* _SHORT EXERCISE_: Copy each line below that contains "this".

─── INPUT ROWS

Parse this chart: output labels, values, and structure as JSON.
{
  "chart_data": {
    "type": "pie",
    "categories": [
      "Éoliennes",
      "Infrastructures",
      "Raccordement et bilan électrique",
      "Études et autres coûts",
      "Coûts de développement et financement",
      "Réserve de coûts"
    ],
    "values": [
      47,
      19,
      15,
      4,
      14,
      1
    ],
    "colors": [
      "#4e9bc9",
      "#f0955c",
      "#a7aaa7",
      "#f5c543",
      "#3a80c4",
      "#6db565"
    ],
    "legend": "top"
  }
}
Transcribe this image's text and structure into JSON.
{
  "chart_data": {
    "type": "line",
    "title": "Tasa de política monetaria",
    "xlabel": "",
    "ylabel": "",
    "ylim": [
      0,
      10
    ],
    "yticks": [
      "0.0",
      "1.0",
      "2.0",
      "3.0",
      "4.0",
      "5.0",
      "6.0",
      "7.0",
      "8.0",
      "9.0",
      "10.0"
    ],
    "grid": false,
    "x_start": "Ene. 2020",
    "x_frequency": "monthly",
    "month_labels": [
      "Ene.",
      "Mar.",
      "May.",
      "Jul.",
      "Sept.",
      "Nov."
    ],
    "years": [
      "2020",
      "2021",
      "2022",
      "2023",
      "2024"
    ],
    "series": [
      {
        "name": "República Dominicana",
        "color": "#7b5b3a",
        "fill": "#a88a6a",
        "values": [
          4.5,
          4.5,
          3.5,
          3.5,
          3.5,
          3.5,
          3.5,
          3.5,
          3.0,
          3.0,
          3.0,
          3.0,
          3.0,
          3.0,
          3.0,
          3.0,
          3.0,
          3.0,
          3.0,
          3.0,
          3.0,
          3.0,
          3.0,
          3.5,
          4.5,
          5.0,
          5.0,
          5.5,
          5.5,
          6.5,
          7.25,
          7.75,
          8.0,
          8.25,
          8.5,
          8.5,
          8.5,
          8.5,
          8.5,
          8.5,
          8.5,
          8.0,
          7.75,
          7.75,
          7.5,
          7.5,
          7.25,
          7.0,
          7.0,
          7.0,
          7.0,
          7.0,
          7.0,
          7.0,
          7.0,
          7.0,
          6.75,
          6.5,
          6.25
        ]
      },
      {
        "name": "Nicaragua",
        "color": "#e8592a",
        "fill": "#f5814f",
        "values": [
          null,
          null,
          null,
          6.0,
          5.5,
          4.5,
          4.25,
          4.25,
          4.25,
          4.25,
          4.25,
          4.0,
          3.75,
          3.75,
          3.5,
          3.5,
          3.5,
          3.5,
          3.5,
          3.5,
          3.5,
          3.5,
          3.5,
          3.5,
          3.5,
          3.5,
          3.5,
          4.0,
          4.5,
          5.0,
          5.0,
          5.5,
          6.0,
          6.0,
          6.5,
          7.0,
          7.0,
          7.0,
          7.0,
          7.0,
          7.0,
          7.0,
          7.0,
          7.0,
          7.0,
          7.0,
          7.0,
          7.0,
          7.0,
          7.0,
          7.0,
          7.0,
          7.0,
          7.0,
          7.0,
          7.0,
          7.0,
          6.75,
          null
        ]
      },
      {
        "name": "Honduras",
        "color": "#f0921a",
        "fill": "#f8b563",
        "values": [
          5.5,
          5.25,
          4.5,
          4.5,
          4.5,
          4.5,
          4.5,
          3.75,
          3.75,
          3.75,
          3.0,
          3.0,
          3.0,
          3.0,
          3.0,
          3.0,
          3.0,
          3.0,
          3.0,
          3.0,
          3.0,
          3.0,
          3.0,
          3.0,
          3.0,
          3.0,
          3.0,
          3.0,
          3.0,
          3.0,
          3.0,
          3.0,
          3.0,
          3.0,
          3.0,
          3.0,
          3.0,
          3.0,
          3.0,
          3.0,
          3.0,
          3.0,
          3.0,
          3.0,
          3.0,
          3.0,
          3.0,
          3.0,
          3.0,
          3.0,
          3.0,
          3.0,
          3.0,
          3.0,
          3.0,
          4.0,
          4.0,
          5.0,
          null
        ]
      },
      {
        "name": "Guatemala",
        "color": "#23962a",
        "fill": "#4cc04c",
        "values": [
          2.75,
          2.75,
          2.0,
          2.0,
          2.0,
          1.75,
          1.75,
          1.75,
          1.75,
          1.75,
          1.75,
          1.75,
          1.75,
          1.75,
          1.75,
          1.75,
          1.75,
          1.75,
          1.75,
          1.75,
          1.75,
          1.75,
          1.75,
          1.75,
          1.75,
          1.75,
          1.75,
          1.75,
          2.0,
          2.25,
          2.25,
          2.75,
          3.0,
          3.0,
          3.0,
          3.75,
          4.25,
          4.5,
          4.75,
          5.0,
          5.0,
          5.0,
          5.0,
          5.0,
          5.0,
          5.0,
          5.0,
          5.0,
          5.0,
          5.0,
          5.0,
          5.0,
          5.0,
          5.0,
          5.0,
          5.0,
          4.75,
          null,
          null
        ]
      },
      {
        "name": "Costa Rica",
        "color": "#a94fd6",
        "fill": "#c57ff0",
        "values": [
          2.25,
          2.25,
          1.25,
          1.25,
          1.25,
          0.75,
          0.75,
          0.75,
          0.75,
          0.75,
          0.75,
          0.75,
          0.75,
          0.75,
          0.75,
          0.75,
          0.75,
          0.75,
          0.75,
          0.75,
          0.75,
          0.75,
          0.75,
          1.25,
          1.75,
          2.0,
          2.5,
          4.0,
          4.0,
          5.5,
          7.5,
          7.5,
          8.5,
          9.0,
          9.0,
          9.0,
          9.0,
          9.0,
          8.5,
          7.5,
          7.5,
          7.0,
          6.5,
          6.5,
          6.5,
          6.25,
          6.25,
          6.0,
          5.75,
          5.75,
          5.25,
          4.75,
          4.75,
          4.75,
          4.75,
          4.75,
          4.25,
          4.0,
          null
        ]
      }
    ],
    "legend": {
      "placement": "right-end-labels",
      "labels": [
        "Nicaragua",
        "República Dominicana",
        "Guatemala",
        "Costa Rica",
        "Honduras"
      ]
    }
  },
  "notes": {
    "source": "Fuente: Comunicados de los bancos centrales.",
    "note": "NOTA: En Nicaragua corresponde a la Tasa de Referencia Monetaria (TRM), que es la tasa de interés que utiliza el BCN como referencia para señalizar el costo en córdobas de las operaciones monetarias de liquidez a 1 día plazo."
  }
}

──────

* _REPLY_:
Parse this chart: output labels, values, and structure as JSON.
Transcribe this image's text and structure into JSON.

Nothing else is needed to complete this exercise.